## WHAT TO DO
Write out every entry, unchanged. Skip any picture.

----------

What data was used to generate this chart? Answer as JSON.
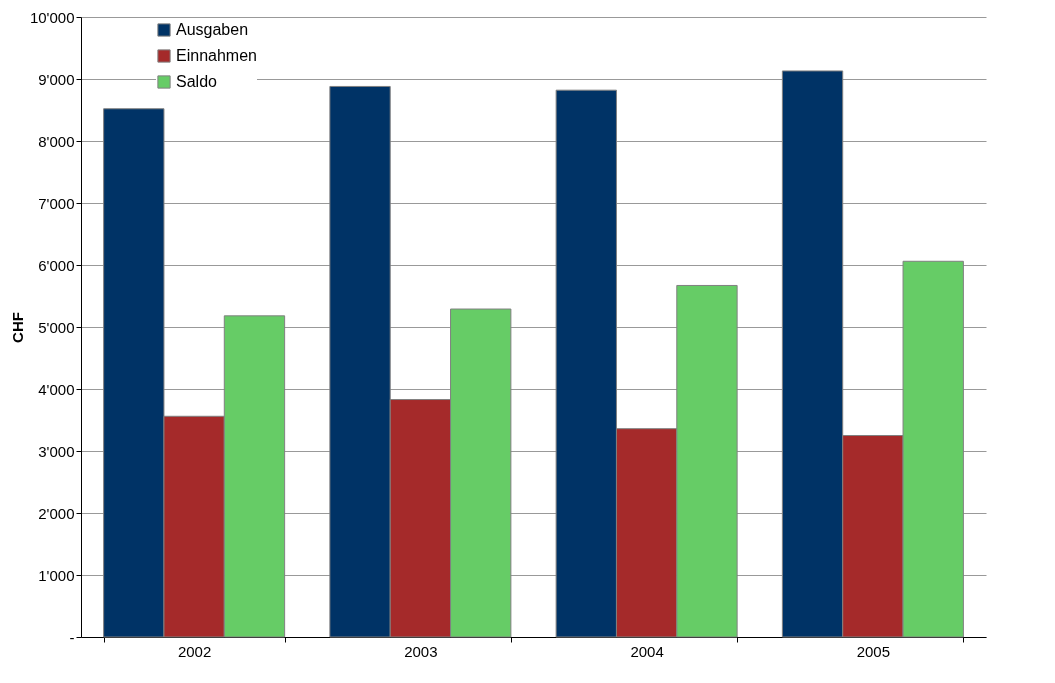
{
  "chart_data": {
    "type": "bar",
    "ylabel": "CHF",
    "categories": [
      "2002",
      "2003",
      "2004",
      "2005"
    ],
    "series": [
      {
        "name": "Ausgaben",
        "color": "#003366",
        "values": [
          8520,
          8880,
          8820,
          9130
        ]
      },
      {
        "name": "Einnahmen",
        "color": "#a52a2a",
        "values": [
          3560,
          3830,
          3360,
          3250
        ]
      },
      {
        "name": "Saldo",
        "color": "#66cc66",
        "values": [
          5180,
          5290,
          5670,
          6060
        ]
      }
    ],
    "ylim": [
      0,
      10000
    ],
    "yticks": [
      {
        "value": 0,
        "label": "-"
      },
      {
        "value": 1000,
        "label": "1'000"
      },
      {
        "value": 2000,
        "label": "2'000"
      },
      {
        "value": 3000,
        "label": "3'000"
      },
      {
        "value": 4000,
        "label": "4'000"
      },
      {
        "value": 5000,
        "label": "5'000"
      },
      {
        "value": 6000,
        "label": "6'000"
      },
      {
        "value": 7000,
        "label": "7'000"
      },
      {
        "value": 8000,
        "label": "8'000"
      },
      {
        "value": 9000,
        "label": "9'000"
      },
      {
        "value": 10000,
        "label": "10'000"
      }
    ],
    "grid": "y",
    "legend": "top left"
  }
}
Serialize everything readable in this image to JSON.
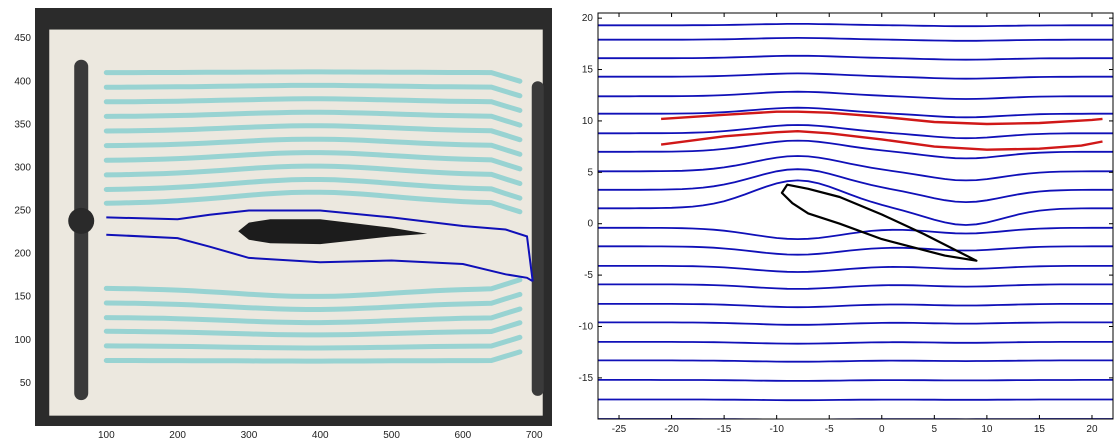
{
  "colors": {
    "background": "#ffffff",
    "photo_frame": "#2b2b2b",
    "tank": "#ece8df",
    "dye": "#8fd0d0",
    "streamline": "#1010b8",
    "highlight": "#d01818",
    "airfoil_photo": "#1c1c1c",
    "airfoil_outline": "#000000"
  },
  "chart_data": [
    {
      "type": "image",
      "description": "flow-visualization photo with overlaid streamline boundary",
      "x_ticks": [
        100,
        200,
        300,
        400,
        500,
        600,
        700
      ],
      "y_ticks": [
        50,
        100,
        150,
        200,
        250,
        300,
        350,
        400,
        450
      ],
      "xlim": [
        0,
        725
      ],
      "ylim": [
        0,
        485
      ],
      "series": [
        {
          "color": "#1010b8",
          "x": [
            100,
            200,
            245,
            300,
            400,
            500,
            600,
            660,
            690,
            698
          ],
          "y": [
            242,
            240,
            245,
            250,
            250,
            242,
            232,
            228,
            220,
            168
          ]
        },
        {
          "color": "#1010b8",
          "x": [
            100,
            200,
            245,
            300,
            400,
            500,
            600,
            660,
            690,
            698
          ],
          "y": [
            222,
            218,
            208,
            195,
            190,
            192,
            188,
            176,
            172,
            168
          ]
        }
      ],
      "airfoil": {
        "x": [
          285,
          300,
          330,
          400,
          500,
          550,
          500,
          400,
          330,
          300,
          285
        ],
        "y": [
          226,
          236,
          240,
          240,
          230,
          223,
          220,
          211,
          212,
          216,
          226
        ]
      }
    },
    {
      "type": "line",
      "x_ticks": [
        -25,
        -20,
        -15,
        -10,
        -5,
        0,
        5,
        10,
        15,
        20
      ],
      "y_ticks": [
        -15,
        -10,
        -5,
        0,
        5,
        10,
        15,
        20
      ],
      "xlim": [
        -27,
        22
      ],
      "ylim": [
        -19,
        20.5
      ],
      "grid": false,
      "streamline_y_upstream": [
        19.3,
        17.9,
        16.1,
        14.3,
        12.4,
        10.7,
        8.8,
        7.0,
        5.1,
        3.3,
        1.5,
        -0.4,
        -2.2,
        -4.1,
        -5.9,
        -7.8,
        -9.6,
        -11.5,
        -13.3,
        -15.2,
        -17.1,
        -19.0
      ],
      "highlighted_streamlines": [
        {
          "color": "#d01818",
          "x": [
            -21,
            -15,
            -10,
            -8,
            -5,
            0,
            5,
            10,
            15,
            20,
            21
          ],
          "y": [
            10.2,
            10.6,
            10.9,
            10.9,
            10.8,
            10.4,
            9.9,
            9.7,
            9.8,
            10.1,
            10.2
          ]
        },
        {
          "color": "#d01818",
          "x": [
            -21,
            -15,
            -10,
            -8,
            -5,
            0,
            5,
            10,
            15,
            19,
            21
          ],
          "y": [
            7.7,
            8.5,
            8.9,
            9.0,
            8.8,
            8.2,
            7.5,
            7.2,
            7.3,
            7.6,
            8.0
          ]
        }
      ],
      "airfoil": {
        "x": [
          -8.5,
          -9.5,
          -9.0,
          -7.0,
          -4.0,
          0.0,
          4.0,
          9.0,
          6.0,
          0.0,
          -4.0,
          -7.0,
          -8.5
        ],
        "y": [
          2.0,
          3.0,
          3.8,
          3.4,
          2.6,
          0.9,
          -1.0,
          -3.6,
          -3.1,
          -1.5,
          0.0,
          1.0,
          2.0
        ]
      }
    }
  ]
}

----------

## WORKED ANSWER
What data was used to generate this chart? Answer as JSON.
{
  "chart_data": {
    "type": "bar",
    "ylabel": "CHF",
    "categories": [
      "2002",
      "2003",
      "2004",
      "2005"
    ],
    "series": [
      {
        "name": "Ausgaben",
        "color": "#003366",
        "values": [
          8520,
          8880,
          8820,
          9130
        ]
      },
      {
        "name": "Einnahmen",
        "color": "#a52a2a",
        "values": [
          3560,
          3830,
          3360,
          3250
        ]
      },
      {
        "name": "Saldo",
        "color": "#66cc66",
        "values": [
          5180,
          5290,
          5670,
          6060
        ]
      }
    ],
    "ylim": [
      0,
      10000
    ],
    "yticks": [
      {
        "value": 0,
        "label": "-"
      },
      {
        "value": 1000,
        "label": "1'000"
      },
      {
        "value": 2000,
        "label": "2'000"
      },
      {
        "value": 3000,
        "label": "3'000"
      },
      {
        "value": 4000,
        "label": "4'000"
      },
      {
        "value": 5000,
        "label": "5'000"
      },
      {
        "value": 6000,
        "label": "6'000"
      },
      {
        "value": 7000,
        "label": "7'000"
      },
      {
        "value": 8000,
        "label": "8'000"
      },
      {
        "value": 9000,
        "label": "9'000"
      },
      {
        "value": 10000,
        "label": "10'000"
      }
    ],
    "grid": "y",
    "legend": "top left"
  }
}
Serialize everything readable in this image to JSON.
{
  "colors": {
    "background": "#ffffff",
    "photo_frame": "#2b2b2b",
    "tank": "#ece8df",
    "dye": "#8fd0d0",
    "streamline": "#1010b8",
    "highlight": "#d01818",
    "airfoil_photo": "#1c1c1c",
    "airfoil_outline": "#000000"
  },
  "chart_data": [
    {
      "type": "image",
      "description": "flow-visualization photo with overlaid streamline boundary",
      "x_ticks": [
        100,
        200,
        300,
        400,
        500,
        600,
        700
      ],
      "y_ticks": [
        50,
        100,
        150,
        200,
        250,
        300,
        350,
        400,
        450
      ],
      "xlim": [
        0,
        725
      ],
      "ylim": [
        0,
        485
      ],
      "series": [
        {
          "color": "#1010b8",
          "x": [
            100,
            200,
            245,
            300,
            400,
            500,
            600,
            660,
            690,
            698
          ],
          "y": [
            242,
            240,
            245,
            250,
            250,
            242,
            232,
            228,
            220,
            168
          ]
        },
        {
          "color": "#1010b8",
          "x": [
            100,
            200,
            245,
            300,
            400,
            500,
            600,
            660,
            690,
            698
          ],
          "y": [
            222,
            218,
            208,
            195,
            190,
            192,
            188,
            176,
            172,
            168
          ]
        }
      ],
      "airfoil": {
        "x": [
          285,
          300,
          330,
          400,
          500,
          550,
          500,
          400,
          330,
          300,
          285
        ],
        "y": [
          226,
          236,
          240,
          240,
          230,
          223,
          220,
          211,
          212,
          216,
          226
        ]
      }
    },
    {
      "type": "line",
      "x_ticks": [
        -25,
        -20,
        -15,
        -10,
        -5,
        0,
        5,
        10,
        15,
        20
      ],
      "y_ticks": [
        -15,
        -10,
        -5,
        0,
        5,
        10,
        15,
        20
      ],
      "xlim": [
        -27,
        22
      ],
      "ylim": [
        -19,
        20.5
      ],
      "grid": false,
      "streamline_y_upstream": [
        19.3,
        17.9,
        16.1,
        14.3,
        12.4,
        10.7,
        8.8,
        7.0,
        5.1,
        3.3,
        1.5,
        -0.4,
        -2.2,
        -4.1,
        -5.9,
        -7.8,
        -9.6,
        -11.5,
        -13.3,
        -15.2,
        -17.1,
        -19.0
      ],
      "highlighted_streamlines": [
        {
          "color": "#d01818",
          "x": [
            -21,
            -15,
            -10,
            -8,
            -5,
            0,
            5,
            10,
            15,
            20,
            21
          ],
          "y": [
            10.2,
            10.6,
            10.9,
            10.9,
            10.8,
            10.4,
            9.9,
            9.7,
            9.8,
            10.1,
            10.2
          ]
        },
        {
          "color": "#d01818",
          "x": [
            -21,
            -15,
            -10,
            -8,
            -5,
            0,
            5,
            10,
            15,
            19,
            21
          ],
          "y": [
            7.7,
            8.5,
            8.9,
            9.0,
            8.8,
            8.2,
            7.5,
            7.2,
            7.3,
            7.6,
            8.0
          ]
        }
      ],
      "airfoil": {
        "x": [
          -8.5,
          -9.5,
          -9.0,
          -7.0,
          -4.0,
          0.0,
          4.0,
          9.0,
          6.0,
          0.0,
          -4.0,
          -7.0,
          -8.5
        ],
        "y": [
          2.0,
          3.0,
          3.8,
          3.4,
          2.6,
          0.9,
          -1.0,
          -3.6,
          -3.1,
          -1.5,
          0.0,
          1.0,
          2.0
        ]
      }
    }
  ]
}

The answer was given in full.